■ Exercise requirements ■
Without changing a character, return the entries, but not the images they hold.

## BEGIN Working data

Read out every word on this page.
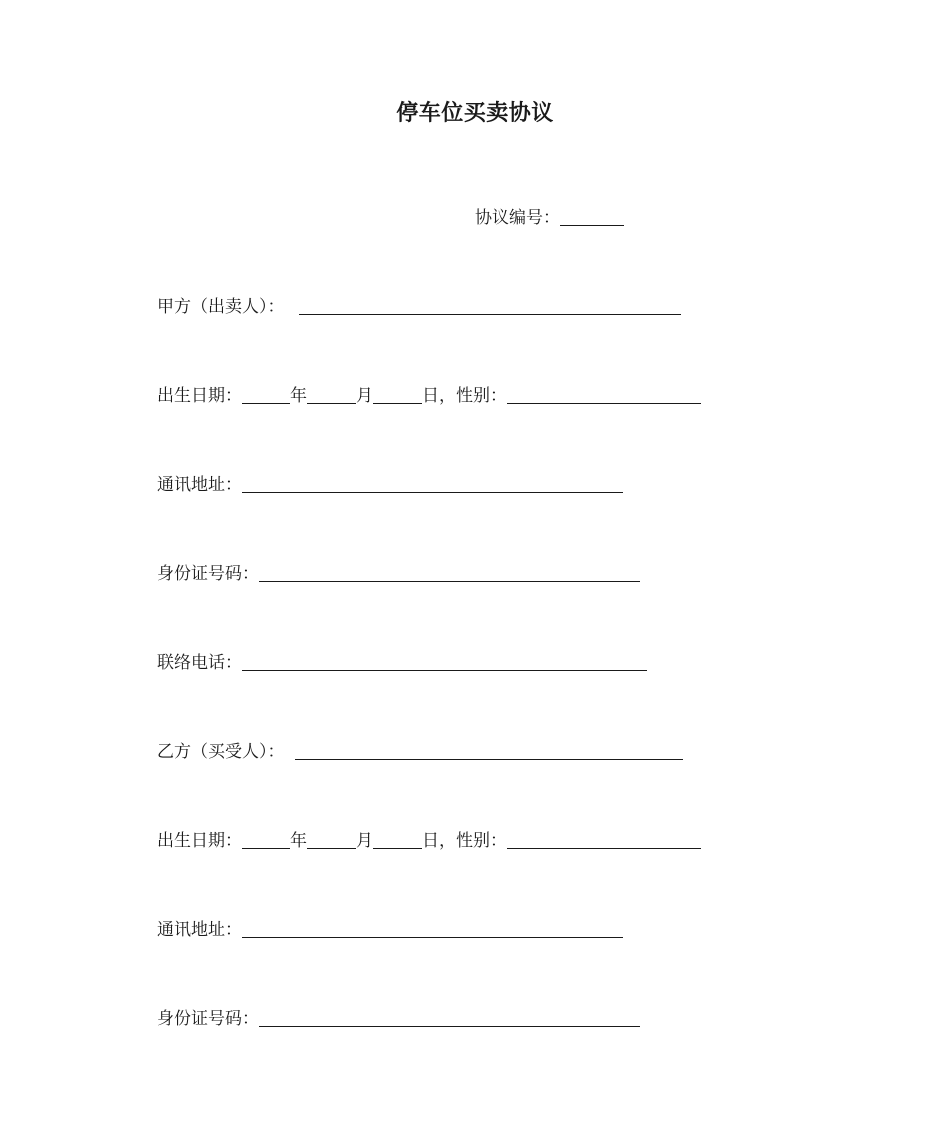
停车位买卖协议
协议编号：
甲方（出卖人）：
出生日期：	年	月	日，性别：
通讯地址：
身份证号码：
联络电话：
乙方（买受人）：
出生日期：	年	月	日，性别：
通讯地址：
身份证号码：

## END Working data

■ Exercise solution ■
Read out every word on this page.
停车位买卖协议
协议编号：
甲方（出卖人）：
出生日期：	年	月	日，性别：
通讯地址：
身份证号码：
联络电话：
乙方（买受人）：
出生日期：	年	月	日，性别：
通讯地址：
身份证号码：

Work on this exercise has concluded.